# To be done
Extract all lines containing "navigation".

# Records to process

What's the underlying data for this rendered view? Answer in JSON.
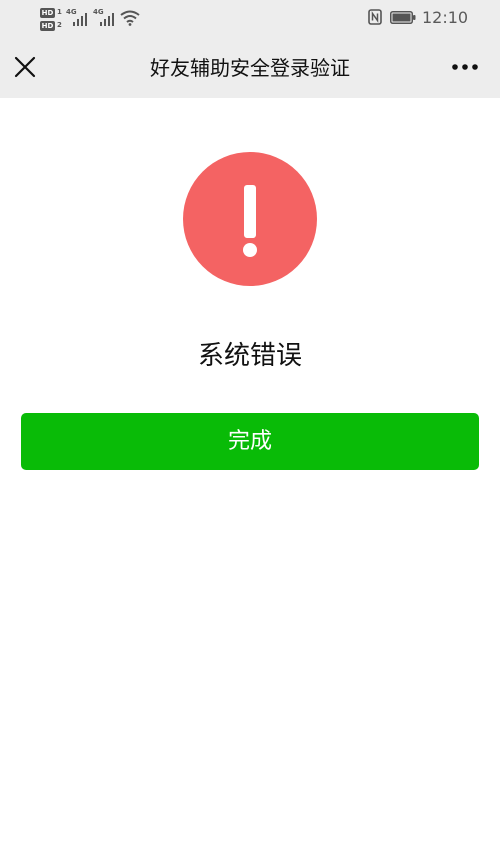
{
  "status_bar": {
    "hd_badge_1": "HD",
    "hd_badge_2": "HD",
    "hd_sub_1": "1",
    "hd_sub_2": "2",
    "network_1": "4G",
    "network_2": "4G",
    "time": "12:10",
    "icons": [
      "hd-icon",
      "signal-icon",
      "wifi-icon",
      "nfc-icon",
      "battery-icon"
    ]
  },
  "nav": {
    "title": "好友辅助安全登录验证",
    "close_icon": "close-icon",
    "more_icon": "more-icon"
  },
  "main": {
    "alert_icon": "exclamation-icon",
    "error_text": "系统错误",
    "done_label": "完成"
  },
  "colors": {
    "nav_background": "#ededed",
    "alert_red": "#f46363",
    "button_green": "#09bb07",
    "page_background": "#ffffff"
  }
}
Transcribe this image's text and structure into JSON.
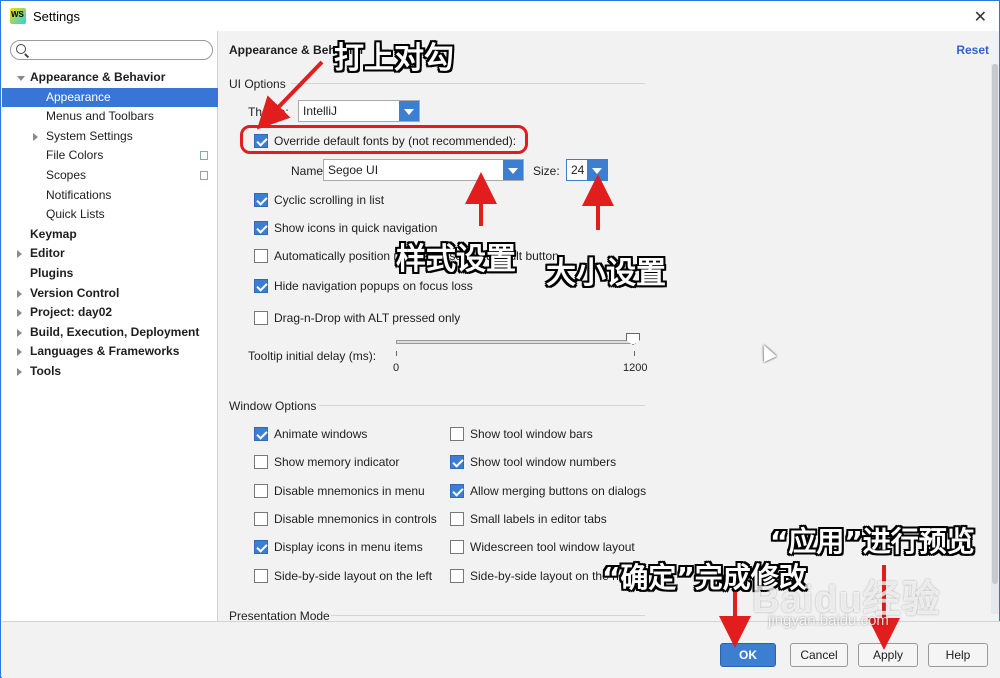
{
  "window": {
    "title": "Settings",
    "close_glyph": "✕"
  },
  "search": {
    "placeholder": ""
  },
  "tree": [
    {
      "label": "Appearance & Behavior",
      "bold": true,
      "arrow": "down",
      "indent": 0
    },
    {
      "label": "Appearance",
      "selected": true,
      "indent": 2
    },
    {
      "label": "Menus and Toolbars",
      "indent": 2
    },
    {
      "label": "System Settings",
      "arrow": "right",
      "indent": 1
    },
    {
      "label": "File Colors",
      "indent": 2,
      "copy": true
    },
    {
      "label": "Scopes",
      "indent": 2,
      "copy": true
    },
    {
      "label": "Notifications",
      "indent": 2
    },
    {
      "label": "Quick Lists",
      "indent": 2
    },
    {
      "label": "Keymap",
      "bold": true,
      "indent": 0
    },
    {
      "label": "Editor",
      "bold": true,
      "arrow": "right",
      "indent": 0
    },
    {
      "label": "Plugins",
      "bold": true,
      "indent": 0
    },
    {
      "label": "Version Control",
      "bold": true,
      "arrow": "right",
      "indent": 0
    },
    {
      "label": "Project: day02",
      "bold": true,
      "arrow": "right",
      "indent": 0
    },
    {
      "label": "Build, Execution, Deployment",
      "bold": true,
      "arrow": "right",
      "indent": 0
    },
    {
      "label": "Languages & Frameworks",
      "bold": true,
      "arrow": "right",
      "indent": 0
    },
    {
      "label": "Tools",
      "bold": true,
      "arrow": "right",
      "indent": 0
    }
  ],
  "content": {
    "breadcrumb": "Appearance & Behavior",
    "reset": "Reset",
    "ui_options_title": "UI Options",
    "theme_label": "Theme:",
    "theme_value": "IntelliJ",
    "override_fonts": {
      "label": "Override default fonts by (not recommended):",
      "checked": true
    },
    "font_name_label": "Name:",
    "font_name_value": "Segoe UI",
    "font_size_label": "Size:",
    "font_size_value": "24",
    "ui_checkboxes": [
      {
        "label": "Cyclic scrolling in list",
        "checked": true
      },
      {
        "label": "Show icons in quick navigation",
        "checked": true
      },
      {
        "label": "Automatically position mouse cursor on default button",
        "checked": false
      },
      {
        "label": "Hide navigation popups on focus loss",
        "checked": true
      },
      {
        "label": "Drag-n-Drop with ALT pressed only",
        "checked": false
      }
    ],
    "tooltip_label": "Tooltip initial delay (ms):",
    "tooltip_min": "0",
    "tooltip_max": "1200",
    "tooltip_value": 1200,
    "window_options_title": "Window Options",
    "window_left": [
      {
        "label": "Animate windows",
        "checked": true
      },
      {
        "label": "Show memory indicator",
        "checked": false
      },
      {
        "label": "Disable mnemonics in menu",
        "checked": false
      },
      {
        "label": "Disable mnemonics in controls",
        "checked": false
      },
      {
        "label": "Display icons in menu items",
        "checked": true
      },
      {
        "label": "Side-by-side layout on the left",
        "checked": false
      }
    ],
    "window_right": [
      {
        "label": "Show tool window bars",
        "checked": false
      },
      {
        "label": "Show tool window numbers",
        "checked": true
      },
      {
        "label": "Allow merging buttons on dialogs",
        "checked": true
      },
      {
        "label": "Small labels in editor tabs",
        "checked": false
      },
      {
        "label": "Widescreen tool window layout",
        "checked": false
      },
      {
        "label": "Side-by-side layout on the right",
        "checked": false
      }
    ],
    "presentation_title": "Presentation Mode"
  },
  "buttons": {
    "ok": "OK",
    "cancel": "Cancel",
    "apply": "Apply",
    "help": "Help"
  },
  "annotations": {
    "check_it": "打上对勾",
    "style_setting": "样式设置",
    "size_setting": "大小设置",
    "apply_preview": "“应用”进行预览",
    "ok_finish": "“确定”完成修改",
    "arrow_color": "#e11d1d"
  },
  "watermark": {
    "main": "Baidu经验",
    "sub": "jingyan.baidu.com"
  }
}
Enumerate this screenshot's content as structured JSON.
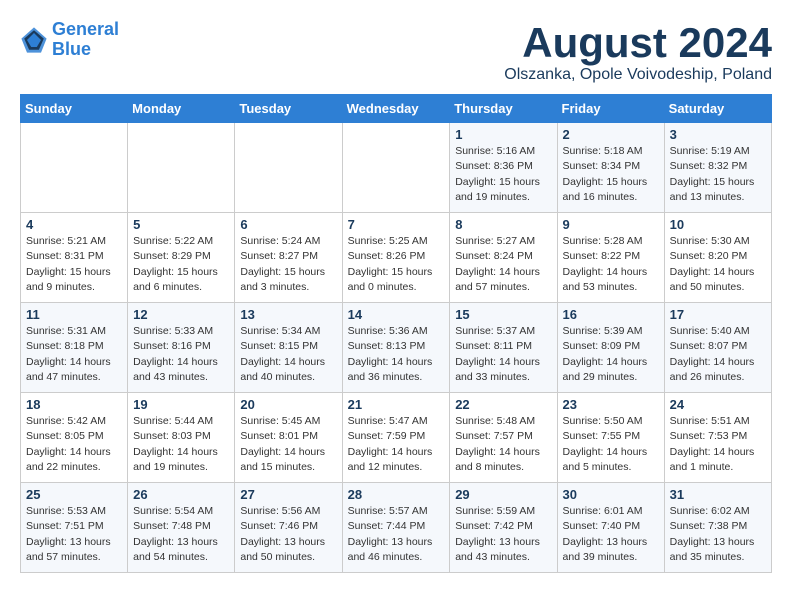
{
  "header": {
    "logo_line1": "General",
    "logo_line2": "Blue",
    "month_title": "August 2024",
    "subtitle": "Olszanka, Opole Voivodeship, Poland"
  },
  "weekdays": [
    "Sunday",
    "Monday",
    "Tuesday",
    "Wednesday",
    "Thursday",
    "Friday",
    "Saturday"
  ],
  "weeks": [
    [
      {
        "day": "",
        "info": ""
      },
      {
        "day": "",
        "info": ""
      },
      {
        "day": "",
        "info": ""
      },
      {
        "day": "",
        "info": ""
      },
      {
        "day": "1",
        "info": "Sunrise: 5:16 AM\nSunset: 8:36 PM\nDaylight: 15 hours\nand 19 minutes."
      },
      {
        "day": "2",
        "info": "Sunrise: 5:18 AM\nSunset: 8:34 PM\nDaylight: 15 hours\nand 16 minutes."
      },
      {
        "day": "3",
        "info": "Sunrise: 5:19 AM\nSunset: 8:32 PM\nDaylight: 15 hours\nand 13 minutes."
      }
    ],
    [
      {
        "day": "4",
        "info": "Sunrise: 5:21 AM\nSunset: 8:31 PM\nDaylight: 15 hours\nand 9 minutes."
      },
      {
        "day": "5",
        "info": "Sunrise: 5:22 AM\nSunset: 8:29 PM\nDaylight: 15 hours\nand 6 minutes."
      },
      {
        "day": "6",
        "info": "Sunrise: 5:24 AM\nSunset: 8:27 PM\nDaylight: 15 hours\nand 3 minutes."
      },
      {
        "day": "7",
        "info": "Sunrise: 5:25 AM\nSunset: 8:26 PM\nDaylight: 15 hours\nand 0 minutes."
      },
      {
        "day": "8",
        "info": "Sunrise: 5:27 AM\nSunset: 8:24 PM\nDaylight: 14 hours\nand 57 minutes."
      },
      {
        "day": "9",
        "info": "Sunrise: 5:28 AM\nSunset: 8:22 PM\nDaylight: 14 hours\nand 53 minutes."
      },
      {
        "day": "10",
        "info": "Sunrise: 5:30 AM\nSunset: 8:20 PM\nDaylight: 14 hours\nand 50 minutes."
      }
    ],
    [
      {
        "day": "11",
        "info": "Sunrise: 5:31 AM\nSunset: 8:18 PM\nDaylight: 14 hours\nand 47 minutes."
      },
      {
        "day": "12",
        "info": "Sunrise: 5:33 AM\nSunset: 8:16 PM\nDaylight: 14 hours\nand 43 minutes."
      },
      {
        "day": "13",
        "info": "Sunrise: 5:34 AM\nSunset: 8:15 PM\nDaylight: 14 hours\nand 40 minutes."
      },
      {
        "day": "14",
        "info": "Sunrise: 5:36 AM\nSunset: 8:13 PM\nDaylight: 14 hours\nand 36 minutes."
      },
      {
        "day": "15",
        "info": "Sunrise: 5:37 AM\nSunset: 8:11 PM\nDaylight: 14 hours\nand 33 minutes."
      },
      {
        "day": "16",
        "info": "Sunrise: 5:39 AM\nSunset: 8:09 PM\nDaylight: 14 hours\nand 29 minutes."
      },
      {
        "day": "17",
        "info": "Sunrise: 5:40 AM\nSunset: 8:07 PM\nDaylight: 14 hours\nand 26 minutes."
      }
    ],
    [
      {
        "day": "18",
        "info": "Sunrise: 5:42 AM\nSunset: 8:05 PM\nDaylight: 14 hours\nand 22 minutes."
      },
      {
        "day": "19",
        "info": "Sunrise: 5:44 AM\nSunset: 8:03 PM\nDaylight: 14 hours\nand 19 minutes."
      },
      {
        "day": "20",
        "info": "Sunrise: 5:45 AM\nSunset: 8:01 PM\nDaylight: 14 hours\nand 15 minutes."
      },
      {
        "day": "21",
        "info": "Sunrise: 5:47 AM\nSunset: 7:59 PM\nDaylight: 14 hours\nand 12 minutes."
      },
      {
        "day": "22",
        "info": "Sunrise: 5:48 AM\nSunset: 7:57 PM\nDaylight: 14 hours\nand 8 minutes."
      },
      {
        "day": "23",
        "info": "Sunrise: 5:50 AM\nSunset: 7:55 PM\nDaylight: 14 hours\nand 5 minutes."
      },
      {
        "day": "24",
        "info": "Sunrise: 5:51 AM\nSunset: 7:53 PM\nDaylight: 14 hours\nand 1 minute."
      }
    ],
    [
      {
        "day": "25",
        "info": "Sunrise: 5:53 AM\nSunset: 7:51 PM\nDaylight: 13 hours\nand 57 minutes."
      },
      {
        "day": "26",
        "info": "Sunrise: 5:54 AM\nSunset: 7:48 PM\nDaylight: 13 hours\nand 54 minutes."
      },
      {
        "day": "27",
        "info": "Sunrise: 5:56 AM\nSunset: 7:46 PM\nDaylight: 13 hours\nand 50 minutes."
      },
      {
        "day": "28",
        "info": "Sunrise: 5:57 AM\nSunset: 7:44 PM\nDaylight: 13 hours\nand 46 minutes."
      },
      {
        "day": "29",
        "info": "Sunrise: 5:59 AM\nSunset: 7:42 PM\nDaylight: 13 hours\nand 43 minutes."
      },
      {
        "day": "30",
        "info": "Sunrise: 6:01 AM\nSunset: 7:40 PM\nDaylight: 13 hours\nand 39 minutes."
      },
      {
        "day": "31",
        "info": "Sunrise: 6:02 AM\nSunset: 7:38 PM\nDaylight: 13 hours\nand 35 minutes."
      }
    ]
  ]
}
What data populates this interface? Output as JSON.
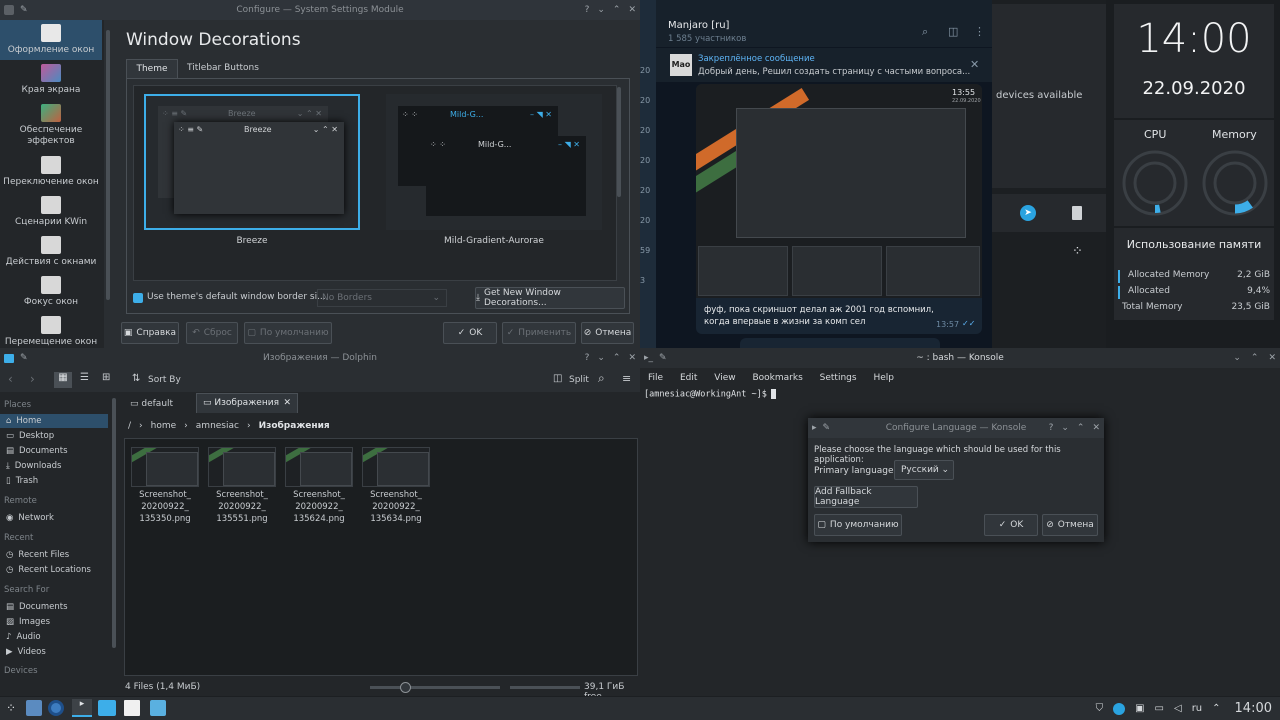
{
  "settings": {
    "title": "Configure — System Settings Module",
    "heading": "Window Decorations",
    "tabs": [
      "Theme",
      "Titlebar Buttons"
    ],
    "sidebar": [
      "Оформление окон",
      "Края экрана",
      "Обеспечение эффектов",
      "Переключение окон",
      "Сценарии KWin",
      "Действия с окнами",
      "Фокус окон",
      "Перемещение окон"
    ],
    "themes": [
      {
        "name": "Breeze",
        "preview": "Breeze"
      },
      {
        "name": "Mild-Gradient-Aurorae",
        "preview": "Mild-G..."
      }
    ],
    "border_check": "Use theme's default window border si...",
    "border_select": "No Borders",
    "get_new": "Get New Window Decorations...",
    "buttons": {
      "help": "Справка",
      "reset": "Сброс",
      "defaults": "По умолчанию",
      "ok": "OK",
      "apply": "Применить",
      "cancel": "Отмена"
    }
  },
  "telegram": {
    "title": "Manjaro [ru]",
    "subtitle": "1 585 участников",
    "pinned_label": "Закреплённое сообщение",
    "pinned_text": "Добрый день, Решил создать страницу с частыми вопроса...",
    "avatar_text": "Mao",
    "msg_text": "фуф, пока скриншот делал аж 2001 год вспомнил, когда впервые в жизни за комп сел",
    "msg_time": "13:57",
    "img_time": "13:55",
    "img_date": "22.09.2020",
    "left_numbers": [
      "20",
      "20",
      "20",
      "20",
      "20",
      "20",
      "59",
      "3"
    ]
  },
  "devices": {
    "text": "devices available"
  },
  "clock": {
    "time": "14:00",
    "date": "22.09.2020"
  },
  "gauges": {
    "cpu_label": "CPU",
    "mem_label": "Memory",
    "cpu": 0.03,
    "mem": 0.1
  },
  "memory": {
    "title": "Использование памяти",
    "rows": [
      {
        "label": "Allocated Memory",
        "value": "2,2 GiB"
      },
      {
        "label": "Allocated",
        "value": "9,4%"
      },
      {
        "label": "Total Memory",
        "value": "23,5 GiB"
      }
    ]
  },
  "dolphin": {
    "title": "Изображения — Dolphin",
    "sort": "Sort By",
    "split": "Split",
    "tabs": [
      "default",
      "Изображения"
    ],
    "crumbs": [
      "/",
      "home",
      "amnesiac",
      "Изображения"
    ],
    "places_h": "Places",
    "places": [
      "Home",
      "Desktop",
      "Documents",
      "Downloads",
      "Trash"
    ],
    "remote_h": "Remote",
    "remote": [
      "Network"
    ],
    "recent_h": "Recent",
    "recent": [
      "Recent Files",
      "Recent Locations"
    ],
    "search_h": "Search For",
    "search": [
      "Documents",
      "Images",
      "Audio",
      "Videos"
    ],
    "devices_h": "Devices",
    "files": [
      {
        "l1": "Screenshot_",
        "l2": "20200922_",
        "l3": "135350.png"
      },
      {
        "l1": "Screenshot_",
        "l2": "20200922_",
        "l3": "135551.png"
      },
      {
        "l1": "Screenshot_",
        "l2": "20200922_",
        "l3": "135624.png"
      },
      {
        "l1": "Screenshot_",
        "l2": "20200922_",
        "l3": "135634.png"
      }
    ],
    "status": "4 Files (1,4 МиБ)",
    "free": "39,1 ГиБ free"
  },
  "konsole": {
    "title": "~ : bash — Konsole",
    "menu": [
      "File",
      "Edit",
      "View",
      "Bookmarks",
      "Settings",
      "Help"
    ],
    "prompt": "[amnesiac@WorkingAnt ~]$"
  },
  "lang": {
    "title": "Configure Language — Konsole",
    "msg": "Please choose the language which should be used for this application:",
    "primary": "Primary language:",
    "select": "Русский",
    "fallback": "Add Fallback Language",
    "defaults": "По умолчанию",
    "ok": "OK",
    "cancel": "Отмена"
  },
  "taskbar": {
    "lang": "ru",
    "time": "14:00"
  }
}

# Solved exercise
        "label": "Show icons in quick navigation",
        "label": "Hide navigation popups on focus loss",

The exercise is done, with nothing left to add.